Saved entries:
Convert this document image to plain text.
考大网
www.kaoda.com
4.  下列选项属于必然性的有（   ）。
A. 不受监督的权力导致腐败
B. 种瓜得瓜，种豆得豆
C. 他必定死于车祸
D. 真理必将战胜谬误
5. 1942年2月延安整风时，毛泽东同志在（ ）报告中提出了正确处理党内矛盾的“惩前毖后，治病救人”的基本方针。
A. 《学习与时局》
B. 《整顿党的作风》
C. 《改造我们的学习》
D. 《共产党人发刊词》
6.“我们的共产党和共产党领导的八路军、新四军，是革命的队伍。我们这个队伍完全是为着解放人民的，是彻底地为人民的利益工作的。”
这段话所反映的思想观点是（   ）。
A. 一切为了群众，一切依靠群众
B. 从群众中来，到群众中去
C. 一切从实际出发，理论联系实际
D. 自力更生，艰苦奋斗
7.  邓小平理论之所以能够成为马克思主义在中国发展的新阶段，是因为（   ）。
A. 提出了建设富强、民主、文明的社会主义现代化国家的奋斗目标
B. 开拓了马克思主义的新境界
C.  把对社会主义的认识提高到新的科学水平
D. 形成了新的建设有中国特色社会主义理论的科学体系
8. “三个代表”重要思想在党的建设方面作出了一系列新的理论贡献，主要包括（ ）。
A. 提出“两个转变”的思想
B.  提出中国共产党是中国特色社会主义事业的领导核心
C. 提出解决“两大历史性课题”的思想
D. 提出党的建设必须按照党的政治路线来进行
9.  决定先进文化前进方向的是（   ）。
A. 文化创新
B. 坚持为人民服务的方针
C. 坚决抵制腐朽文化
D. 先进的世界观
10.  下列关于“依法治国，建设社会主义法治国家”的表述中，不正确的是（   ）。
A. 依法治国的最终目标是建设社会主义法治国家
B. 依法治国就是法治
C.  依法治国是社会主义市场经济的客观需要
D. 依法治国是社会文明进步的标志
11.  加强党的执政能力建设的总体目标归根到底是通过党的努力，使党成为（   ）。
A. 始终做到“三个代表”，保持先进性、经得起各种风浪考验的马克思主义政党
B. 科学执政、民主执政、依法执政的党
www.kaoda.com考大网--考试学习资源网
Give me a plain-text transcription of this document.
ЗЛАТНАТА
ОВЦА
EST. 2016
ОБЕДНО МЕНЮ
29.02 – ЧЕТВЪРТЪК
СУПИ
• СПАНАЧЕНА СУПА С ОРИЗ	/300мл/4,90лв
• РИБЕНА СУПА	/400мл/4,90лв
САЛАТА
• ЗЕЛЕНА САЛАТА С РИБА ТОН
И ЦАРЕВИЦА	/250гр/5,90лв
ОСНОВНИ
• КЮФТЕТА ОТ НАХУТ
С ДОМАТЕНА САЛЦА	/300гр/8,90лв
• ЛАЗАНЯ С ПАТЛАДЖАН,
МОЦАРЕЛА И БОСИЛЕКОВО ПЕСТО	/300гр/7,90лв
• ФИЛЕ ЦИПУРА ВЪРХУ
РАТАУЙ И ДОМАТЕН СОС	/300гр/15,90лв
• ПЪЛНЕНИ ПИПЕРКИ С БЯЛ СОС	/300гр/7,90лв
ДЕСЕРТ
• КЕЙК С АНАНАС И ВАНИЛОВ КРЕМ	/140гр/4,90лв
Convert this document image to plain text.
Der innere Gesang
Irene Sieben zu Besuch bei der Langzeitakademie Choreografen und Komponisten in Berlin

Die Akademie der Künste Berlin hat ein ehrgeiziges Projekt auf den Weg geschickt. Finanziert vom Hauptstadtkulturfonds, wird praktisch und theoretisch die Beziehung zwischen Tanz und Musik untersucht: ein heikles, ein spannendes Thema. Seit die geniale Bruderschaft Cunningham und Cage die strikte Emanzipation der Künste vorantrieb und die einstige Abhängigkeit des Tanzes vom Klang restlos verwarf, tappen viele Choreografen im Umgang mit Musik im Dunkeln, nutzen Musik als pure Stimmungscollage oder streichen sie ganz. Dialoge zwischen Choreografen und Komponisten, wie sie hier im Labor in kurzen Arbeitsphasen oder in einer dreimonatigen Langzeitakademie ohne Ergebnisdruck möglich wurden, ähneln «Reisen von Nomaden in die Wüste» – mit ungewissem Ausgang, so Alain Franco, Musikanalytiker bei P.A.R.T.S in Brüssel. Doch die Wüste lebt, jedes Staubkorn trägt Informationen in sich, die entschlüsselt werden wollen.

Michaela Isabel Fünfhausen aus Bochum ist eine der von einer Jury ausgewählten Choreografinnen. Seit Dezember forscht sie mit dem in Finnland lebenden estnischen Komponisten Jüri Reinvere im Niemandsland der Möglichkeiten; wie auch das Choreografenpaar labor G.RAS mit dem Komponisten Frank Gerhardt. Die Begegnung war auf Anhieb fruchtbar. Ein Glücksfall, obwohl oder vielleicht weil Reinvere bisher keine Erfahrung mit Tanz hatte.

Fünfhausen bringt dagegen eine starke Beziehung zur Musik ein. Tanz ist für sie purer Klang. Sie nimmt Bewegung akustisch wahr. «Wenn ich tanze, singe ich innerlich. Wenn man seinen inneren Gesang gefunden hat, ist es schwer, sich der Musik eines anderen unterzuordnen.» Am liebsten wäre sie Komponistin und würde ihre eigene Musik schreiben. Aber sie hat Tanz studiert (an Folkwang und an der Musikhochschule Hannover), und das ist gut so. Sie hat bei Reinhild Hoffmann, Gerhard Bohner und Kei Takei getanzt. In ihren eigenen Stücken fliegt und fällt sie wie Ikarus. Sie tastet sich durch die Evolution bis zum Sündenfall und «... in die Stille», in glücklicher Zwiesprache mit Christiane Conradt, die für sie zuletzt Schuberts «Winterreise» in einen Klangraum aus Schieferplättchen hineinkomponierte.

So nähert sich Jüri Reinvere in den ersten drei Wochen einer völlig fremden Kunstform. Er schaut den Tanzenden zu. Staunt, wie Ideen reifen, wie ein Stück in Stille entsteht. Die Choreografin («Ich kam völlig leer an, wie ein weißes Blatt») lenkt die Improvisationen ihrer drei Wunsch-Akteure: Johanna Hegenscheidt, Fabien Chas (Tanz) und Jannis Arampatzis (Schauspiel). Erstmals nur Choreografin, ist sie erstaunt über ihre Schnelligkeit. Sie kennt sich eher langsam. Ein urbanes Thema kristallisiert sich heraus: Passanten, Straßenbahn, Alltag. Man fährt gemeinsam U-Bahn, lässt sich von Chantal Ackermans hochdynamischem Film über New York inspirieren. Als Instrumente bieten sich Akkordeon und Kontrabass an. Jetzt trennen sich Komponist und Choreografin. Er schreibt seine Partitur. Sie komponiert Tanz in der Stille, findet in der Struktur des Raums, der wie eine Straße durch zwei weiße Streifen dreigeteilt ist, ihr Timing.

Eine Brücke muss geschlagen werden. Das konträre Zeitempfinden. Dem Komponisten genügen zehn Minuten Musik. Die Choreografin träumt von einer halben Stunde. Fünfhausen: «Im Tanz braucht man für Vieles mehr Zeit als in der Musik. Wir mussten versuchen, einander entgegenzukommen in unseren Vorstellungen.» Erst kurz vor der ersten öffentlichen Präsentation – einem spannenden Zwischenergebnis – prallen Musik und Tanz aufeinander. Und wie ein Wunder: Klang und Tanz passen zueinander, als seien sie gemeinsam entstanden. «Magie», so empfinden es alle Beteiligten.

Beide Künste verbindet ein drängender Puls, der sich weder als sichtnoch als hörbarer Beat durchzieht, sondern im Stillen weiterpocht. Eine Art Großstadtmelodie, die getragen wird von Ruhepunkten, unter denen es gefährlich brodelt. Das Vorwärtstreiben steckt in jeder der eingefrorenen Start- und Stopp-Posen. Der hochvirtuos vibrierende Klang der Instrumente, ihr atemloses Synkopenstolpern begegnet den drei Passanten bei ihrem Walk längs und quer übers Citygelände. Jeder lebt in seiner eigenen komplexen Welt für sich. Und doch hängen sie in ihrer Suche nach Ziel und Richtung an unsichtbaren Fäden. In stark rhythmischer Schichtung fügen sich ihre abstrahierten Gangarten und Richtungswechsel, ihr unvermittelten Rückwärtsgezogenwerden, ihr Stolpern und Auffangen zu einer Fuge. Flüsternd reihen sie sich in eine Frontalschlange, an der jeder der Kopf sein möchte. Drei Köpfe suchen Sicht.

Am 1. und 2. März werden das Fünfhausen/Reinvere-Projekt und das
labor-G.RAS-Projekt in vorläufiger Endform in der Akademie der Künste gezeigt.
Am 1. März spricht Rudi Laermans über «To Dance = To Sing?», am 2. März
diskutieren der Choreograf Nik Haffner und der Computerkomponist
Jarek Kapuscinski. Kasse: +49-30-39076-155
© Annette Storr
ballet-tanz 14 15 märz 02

**Short exercise:** In the lines above, find each one with "三个代表" and list it.

**Result of the exercise:**
8. “三个代表”重要思想在党的建设方面作出了一系列新的理论贡献，主要包括（ ）。
A. 始终做到“三个代表”，保持先进性、经得起各种风浪考验的马克思主义政党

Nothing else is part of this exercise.